Copy every line from the material below that holds "this".

──────── ENTRIES

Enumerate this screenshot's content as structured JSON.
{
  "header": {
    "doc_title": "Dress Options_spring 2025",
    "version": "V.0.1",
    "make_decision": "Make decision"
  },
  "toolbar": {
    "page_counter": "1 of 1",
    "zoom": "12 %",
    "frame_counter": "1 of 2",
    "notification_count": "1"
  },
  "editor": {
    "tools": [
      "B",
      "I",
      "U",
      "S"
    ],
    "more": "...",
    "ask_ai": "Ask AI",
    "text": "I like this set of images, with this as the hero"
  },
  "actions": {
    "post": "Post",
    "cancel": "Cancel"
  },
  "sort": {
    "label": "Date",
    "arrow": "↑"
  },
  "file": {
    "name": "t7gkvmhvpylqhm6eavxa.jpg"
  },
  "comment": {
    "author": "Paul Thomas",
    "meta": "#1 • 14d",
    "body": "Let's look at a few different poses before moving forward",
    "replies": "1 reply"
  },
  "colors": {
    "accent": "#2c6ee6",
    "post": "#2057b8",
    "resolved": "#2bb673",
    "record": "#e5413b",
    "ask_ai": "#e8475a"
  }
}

────────────────

#### WORKED SOLUTION
Enumerate this screenshot's content as structured JSON.
    "text": "I like this set of images, with this as the hero"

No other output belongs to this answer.